-- start Records for processing --

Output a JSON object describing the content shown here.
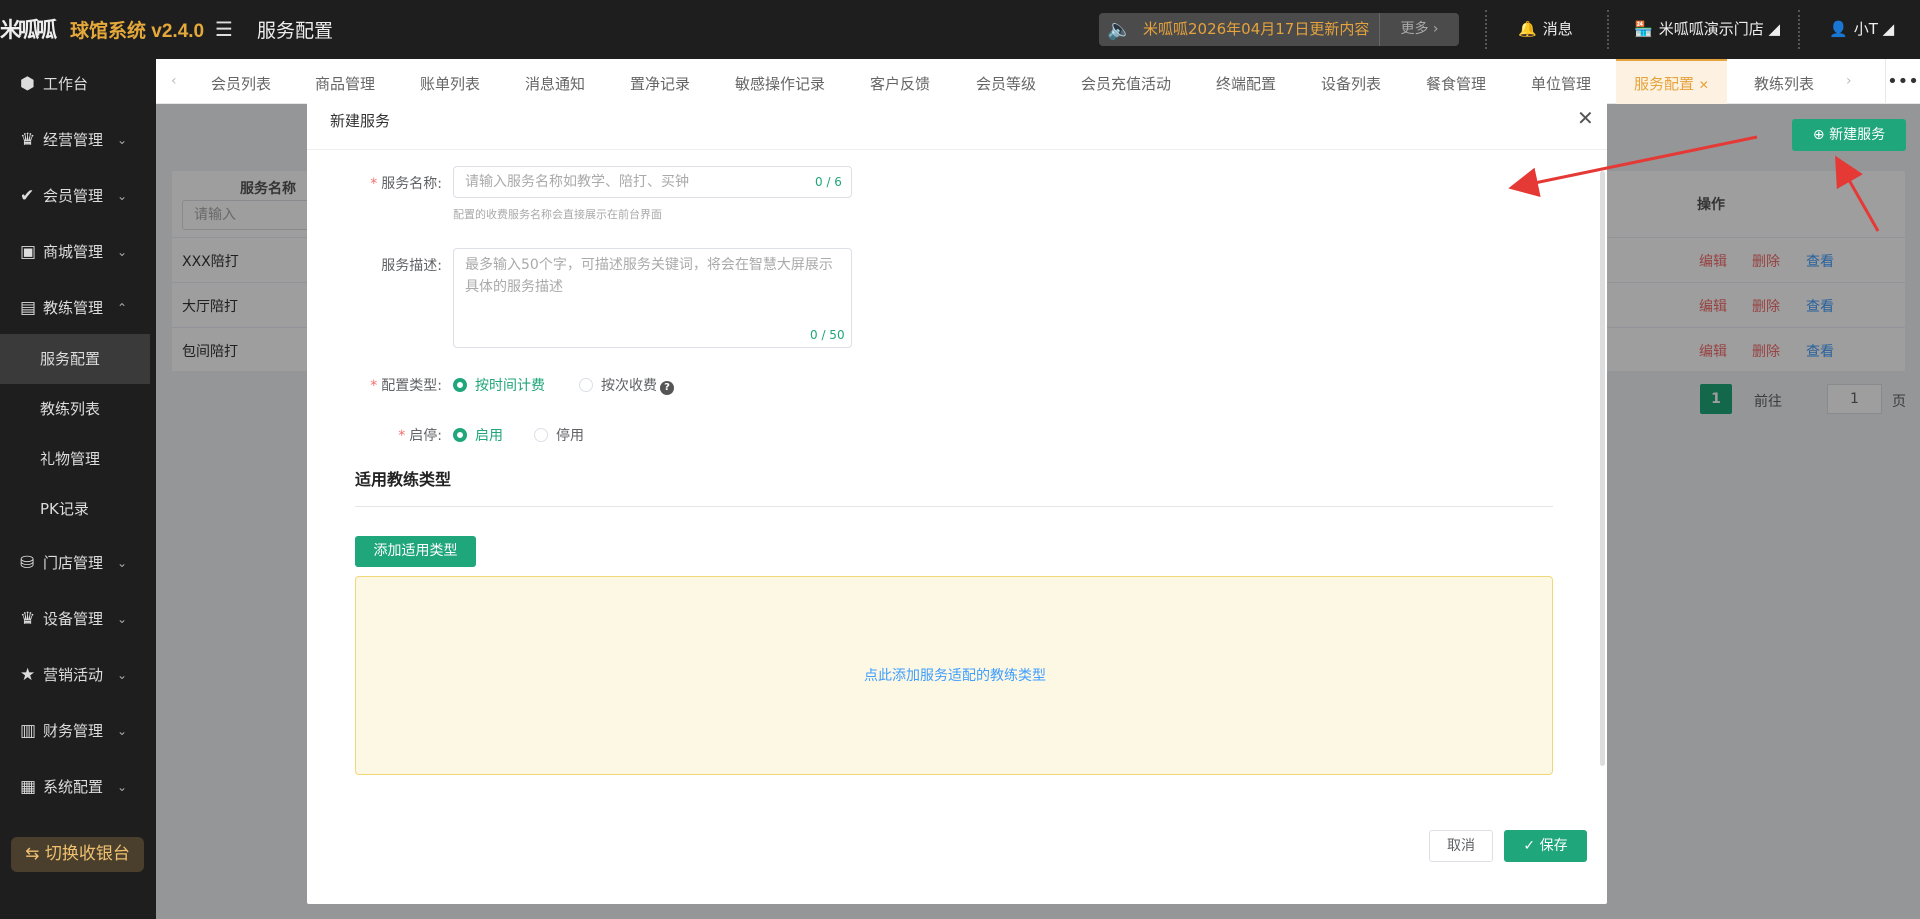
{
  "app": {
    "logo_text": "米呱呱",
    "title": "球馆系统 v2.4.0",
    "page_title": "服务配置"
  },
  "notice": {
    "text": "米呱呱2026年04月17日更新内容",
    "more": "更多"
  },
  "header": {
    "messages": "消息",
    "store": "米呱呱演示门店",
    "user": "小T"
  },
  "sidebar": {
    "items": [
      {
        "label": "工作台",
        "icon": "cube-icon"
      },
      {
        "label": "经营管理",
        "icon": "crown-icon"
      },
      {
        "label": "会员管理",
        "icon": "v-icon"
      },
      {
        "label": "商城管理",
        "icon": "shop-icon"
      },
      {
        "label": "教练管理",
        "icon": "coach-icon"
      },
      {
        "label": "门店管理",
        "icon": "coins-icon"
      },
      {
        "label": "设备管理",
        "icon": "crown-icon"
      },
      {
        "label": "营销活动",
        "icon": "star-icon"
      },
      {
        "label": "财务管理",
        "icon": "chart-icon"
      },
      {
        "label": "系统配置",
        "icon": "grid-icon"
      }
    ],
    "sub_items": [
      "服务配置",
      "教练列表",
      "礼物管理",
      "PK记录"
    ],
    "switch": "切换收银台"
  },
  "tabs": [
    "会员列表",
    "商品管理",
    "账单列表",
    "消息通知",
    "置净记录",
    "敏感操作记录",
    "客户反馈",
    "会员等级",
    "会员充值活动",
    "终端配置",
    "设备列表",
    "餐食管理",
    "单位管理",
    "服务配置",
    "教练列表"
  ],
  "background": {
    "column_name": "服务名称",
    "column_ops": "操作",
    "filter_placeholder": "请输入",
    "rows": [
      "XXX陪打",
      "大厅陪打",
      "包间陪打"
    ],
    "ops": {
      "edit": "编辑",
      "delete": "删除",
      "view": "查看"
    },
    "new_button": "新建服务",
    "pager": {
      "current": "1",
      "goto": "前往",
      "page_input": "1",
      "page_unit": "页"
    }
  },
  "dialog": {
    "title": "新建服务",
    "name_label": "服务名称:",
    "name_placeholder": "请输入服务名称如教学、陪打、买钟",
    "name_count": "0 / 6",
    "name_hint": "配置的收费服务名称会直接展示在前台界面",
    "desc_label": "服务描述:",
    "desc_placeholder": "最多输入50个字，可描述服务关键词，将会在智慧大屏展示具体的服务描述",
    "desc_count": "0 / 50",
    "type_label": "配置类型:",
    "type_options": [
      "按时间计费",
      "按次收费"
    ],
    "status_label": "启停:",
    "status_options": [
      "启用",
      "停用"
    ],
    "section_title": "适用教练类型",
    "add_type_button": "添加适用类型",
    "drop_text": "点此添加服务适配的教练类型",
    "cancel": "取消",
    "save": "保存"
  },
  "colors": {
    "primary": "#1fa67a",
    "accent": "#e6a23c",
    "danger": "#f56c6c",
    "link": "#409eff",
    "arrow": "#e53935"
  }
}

-- end Records for processing --

- **Goal**
Pull out each line holding the string "icon".

- **Solution to this exercise**
        "icon": "cube-icon"
        "icon": "crown-icon"
        "icon": "v-icon"
        "icon": "shop-icon"
        "icon": "coach-icon"
        "icon": "coins-icon"
        "icon": "crown-icon"
        "icon": "star-icon"
        "icon": "chart-icon"
        "icon": "grid-icon"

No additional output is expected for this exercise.